**STATED GOAL**
Could you write out every entry exactly as it stands?

**SOURCE RECORDS**
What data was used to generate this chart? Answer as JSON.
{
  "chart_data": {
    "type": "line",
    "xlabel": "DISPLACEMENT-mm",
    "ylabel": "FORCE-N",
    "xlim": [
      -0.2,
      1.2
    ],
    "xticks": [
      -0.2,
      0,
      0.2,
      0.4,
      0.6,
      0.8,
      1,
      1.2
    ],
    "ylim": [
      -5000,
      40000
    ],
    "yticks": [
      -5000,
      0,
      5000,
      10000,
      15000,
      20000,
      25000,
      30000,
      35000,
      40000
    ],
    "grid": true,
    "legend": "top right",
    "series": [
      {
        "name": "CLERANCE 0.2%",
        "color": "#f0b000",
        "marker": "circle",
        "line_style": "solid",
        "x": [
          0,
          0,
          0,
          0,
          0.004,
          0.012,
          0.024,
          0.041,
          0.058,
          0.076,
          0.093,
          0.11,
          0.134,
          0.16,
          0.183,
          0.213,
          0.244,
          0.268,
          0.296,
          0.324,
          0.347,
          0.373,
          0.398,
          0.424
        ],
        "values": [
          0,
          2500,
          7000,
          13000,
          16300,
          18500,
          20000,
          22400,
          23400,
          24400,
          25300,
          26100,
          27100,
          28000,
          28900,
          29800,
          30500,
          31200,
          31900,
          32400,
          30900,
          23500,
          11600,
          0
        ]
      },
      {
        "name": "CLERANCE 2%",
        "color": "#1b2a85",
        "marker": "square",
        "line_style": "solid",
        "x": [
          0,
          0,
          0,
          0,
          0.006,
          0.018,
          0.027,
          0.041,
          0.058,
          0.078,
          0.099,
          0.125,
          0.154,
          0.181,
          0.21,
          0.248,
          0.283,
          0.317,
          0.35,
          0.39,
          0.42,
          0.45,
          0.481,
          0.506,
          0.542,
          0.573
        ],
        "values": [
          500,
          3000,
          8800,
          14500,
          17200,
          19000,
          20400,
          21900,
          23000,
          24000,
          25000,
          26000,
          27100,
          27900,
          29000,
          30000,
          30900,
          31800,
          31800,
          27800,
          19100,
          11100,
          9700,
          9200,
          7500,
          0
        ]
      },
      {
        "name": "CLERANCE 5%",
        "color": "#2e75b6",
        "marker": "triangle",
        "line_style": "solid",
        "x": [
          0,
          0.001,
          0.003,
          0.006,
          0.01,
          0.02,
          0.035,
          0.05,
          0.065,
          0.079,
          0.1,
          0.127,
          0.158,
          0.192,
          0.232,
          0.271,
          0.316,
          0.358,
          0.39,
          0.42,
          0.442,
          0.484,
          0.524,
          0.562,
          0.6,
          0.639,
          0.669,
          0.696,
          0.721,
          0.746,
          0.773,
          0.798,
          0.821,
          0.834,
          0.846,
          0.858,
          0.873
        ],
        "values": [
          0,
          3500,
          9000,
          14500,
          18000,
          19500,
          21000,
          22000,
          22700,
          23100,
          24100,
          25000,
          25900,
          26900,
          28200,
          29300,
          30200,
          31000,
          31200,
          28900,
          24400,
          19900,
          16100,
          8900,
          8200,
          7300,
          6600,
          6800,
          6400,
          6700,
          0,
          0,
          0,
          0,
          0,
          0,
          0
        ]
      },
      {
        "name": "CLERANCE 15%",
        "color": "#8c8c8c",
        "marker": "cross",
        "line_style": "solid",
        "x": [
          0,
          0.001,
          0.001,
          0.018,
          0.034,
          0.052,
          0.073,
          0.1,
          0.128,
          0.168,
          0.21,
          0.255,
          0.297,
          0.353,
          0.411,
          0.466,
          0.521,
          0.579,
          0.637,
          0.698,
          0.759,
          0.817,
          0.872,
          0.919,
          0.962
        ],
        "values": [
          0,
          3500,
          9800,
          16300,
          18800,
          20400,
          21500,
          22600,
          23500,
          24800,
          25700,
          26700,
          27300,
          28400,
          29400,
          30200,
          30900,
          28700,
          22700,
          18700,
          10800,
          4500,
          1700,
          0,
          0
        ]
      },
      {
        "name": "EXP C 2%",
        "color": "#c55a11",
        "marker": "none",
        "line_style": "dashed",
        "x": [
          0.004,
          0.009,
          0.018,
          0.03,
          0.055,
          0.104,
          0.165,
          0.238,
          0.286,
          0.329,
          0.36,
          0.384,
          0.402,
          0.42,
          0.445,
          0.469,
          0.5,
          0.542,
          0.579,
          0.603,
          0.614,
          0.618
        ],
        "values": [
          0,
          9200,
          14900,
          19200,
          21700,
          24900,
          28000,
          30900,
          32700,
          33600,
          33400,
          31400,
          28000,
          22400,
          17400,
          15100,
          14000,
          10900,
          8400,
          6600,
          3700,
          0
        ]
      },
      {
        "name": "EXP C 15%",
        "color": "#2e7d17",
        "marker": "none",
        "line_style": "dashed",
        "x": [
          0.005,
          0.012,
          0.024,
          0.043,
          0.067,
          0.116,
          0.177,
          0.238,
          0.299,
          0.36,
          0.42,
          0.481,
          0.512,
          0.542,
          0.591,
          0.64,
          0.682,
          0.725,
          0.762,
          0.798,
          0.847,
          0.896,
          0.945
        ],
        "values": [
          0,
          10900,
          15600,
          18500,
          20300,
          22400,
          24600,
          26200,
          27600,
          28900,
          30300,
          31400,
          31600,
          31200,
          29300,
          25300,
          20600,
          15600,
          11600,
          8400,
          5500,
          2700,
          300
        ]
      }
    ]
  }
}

**FINAL RESULT**
What data was used to generate this chart? Answer as JSON.
{
  "chart_data": {
    "type": "line",
    "xlabel": "DISPLACEMENT-mm",
    "ylabel": "FORCE-N",
    "xlim": [
      -0.2,
      1.2
    ],
    "xticks": [
      -0.2,
      0,
      0.2,
      0.4,
      0.6,
      0.8,
      1,
      1.2
    ],
    "ylim": [
      -5000,
      40000
    ],
    "yticks": [
      -5000,
      0,
      5000,
      10000,
      15000,
      20000,
      25000,
      30000,
      35000,
      40000
    ],
    "grid": true,
    "legend": "top right",
    "series": [
      {
        "name": "CLERANCE 0.2%",
        "color": "#f0b000",
        "marker": "circle",
        "line_style": "solid",
        "x": [
          0,
          0,
          0,
          0,
          0.004,
          0.012,
          0.024,
          0.041,
          0.058,
          0.076,
          0.093,
          0.11,
          0.134,
          0.16,
          0.183,
          0.213,
          0.244,
          0.268,
          0.296,
          0.324,
          0.347,
          0.373,
          0.398,
          0.424
        ],
        "values": [
          0,
          2500,
          7000,
          13000,
          16300,
          18500,
          20000,
          22400,
          23400,
          24400,
          25300,
          26100,
          27100,
          28000,
          28900,
          29800,
          30500,
          31200,
          31900,
          32400,
          30900,
          23500,
          11600,
          0
        ]
      },
      {
        "name": "CLERANCE 2%",
        "color": "#1b2a85",
        "marker": "square",
        "line_style": "solid",
        "x": [
          0,
          0,
          0,
          0,
          0.006,
          0.018,
          0.027,
          0.041,
          0.058,
          0.078,
          0.099,
          0.125,
          0.154,
          0.181,
          0.21,
          0.248,
          0.283,
          0.317,
          0.35,
          0.39,
          0.42,
          0.45,
          0.481,
          0.506,
          0.542,
          0.573
        ],
        "values": [
          500,
          3000,
          8800,
          14500,
          17200,
          19000,
          20400,
          21900,
          23000,
          24000,
          25000,
          26000,
          27100,
          27900,
          29000,
          30000,
          30900,
          31800,
          31800,
          27800,
          19100,
          11100,
          9700,
          9200,
          7500,
          0
        ]
      },
      {
        "name": "CLERANCE 5%",
        "color": "#2e75b6",
        "marker": "triangle",
        "line_style": "solid",
        "x": [
          0,
          0.001,
          0.003,
          0.006,
          0.01,
          0.02,
          0.035,
          0.05,
          0.065,
          0.079,
          0.1,
          0.127,
          0.158,
          0.192,
          0.232,
          0.271,
          0.316,
          0.358,
          0.39,
          0.42,
          0.442,
          0.484,
          0.524,
          0.562,
          0.6,
          0.639,
          0.669,
          0.696,
          0.721,
          0.746,
          0.773,
          0.798,
          0.821,
          0.834,
          0.846,
          0.858,
          0.873
        ],
        "values": [
          0,
          3500,
          9000,
          14500,
          18000,
          19500,
          21000,
          22000,
          22700,
          23100,
          24100,
          25000,
          25900,
          26900,
          28200,
          29300,
          30200,
          31000,
          31200,
          28900,
          24400,
          19900,
          16100,
          8900,
          8200,
          7300,
          6600,
          6800,
          6400,
          6700,
          0,
          0,
          0,
          0,
          0,
          0,
          0
        ]
      },
      {
        "name": "CLERANCE 15%",
        "color": "#8c8c8c",
        "marker": "cross",
        "line_style": "solid",
        "x": [
          0,
          0.001,
          0.001,
          0.018,
          0.034,
          0.052,
          0.073,
          0.1,
          0.128,
          0.168,
          0.21,
          0.255,
          0.297,
          0.353,
          0.411,
          0.466,
          0.521,
          0.579,
          0.637,
          0.698,
          0.759,
          0.817,
          0.872,
          0.919,
          0.962
        ],
        "values": [
          0,
          3500,
          9800,
          16300,
          18800,
          20400,
          21500,
          22600,
          23500,
          24800,
          25700,
          26700,
          27300,
          28400,
          29400,
          30200,
          30900,
          28700,
          22700,
          18700,
          10800,
          4500,
          1700,
          0,
          0
        ]
      },
      {
        "name": "EXP C 2%",
        "color": "#c55a11",
        "marker": "none",
        "line_style": "dashed",
        "x": [
          0.004,
          0.009,
          0.018,
          0.03,
          0.055,
          0.104,
          0.165,
          0.238,
          0.286,
          0.329,
          0.36,
          0.384,
          0.402,
          0.42,
          0.445,
          0.469,
          0.5,
          0.542,
          0.579,
          0.603,
          0.614,
          0.618
        ],
        "values": [
          0,
          9200,
          14900,
          19200,
          21700,
          24900,
          28000,
          30900,
          32700,
          33600,
          33400,
          31400,
          28000,
          22400,
          17400,
          15100,
          14000,
          10900,
          8400,
          6600,
          3700,
          0
        ]
      },
      {
        "name": "EXP C 15%",
        "color": "#2e7d17",
        "marker": "none",
        "line_style": "dashed",
        "x": [
          0.005,
          0.012,
          0.024,
          0.043,
          0.067,
          0.116,
          0.177,
          0.238,
          0.299,
          0.36,
          0.42,
          0.481,
          0.512,
          0.542,
          0.591,
          0.64,
          0.682,
          0.725,
          0.762,
          0.798,
          0.847,
          0.896,
          0.945
        ],
        "values": [
          0,
          10900,
          15600,
          18500,
          20300,
          22400,
          24600,
          26200,
          27600,
          28900,
          30300,
          31400,
          31600,
          31200,
          29300,
          25300,
          20600,
          15600,
          11600,
          8400,
          5500,
          2700,
          300
        ]
      }
    ]
  }
}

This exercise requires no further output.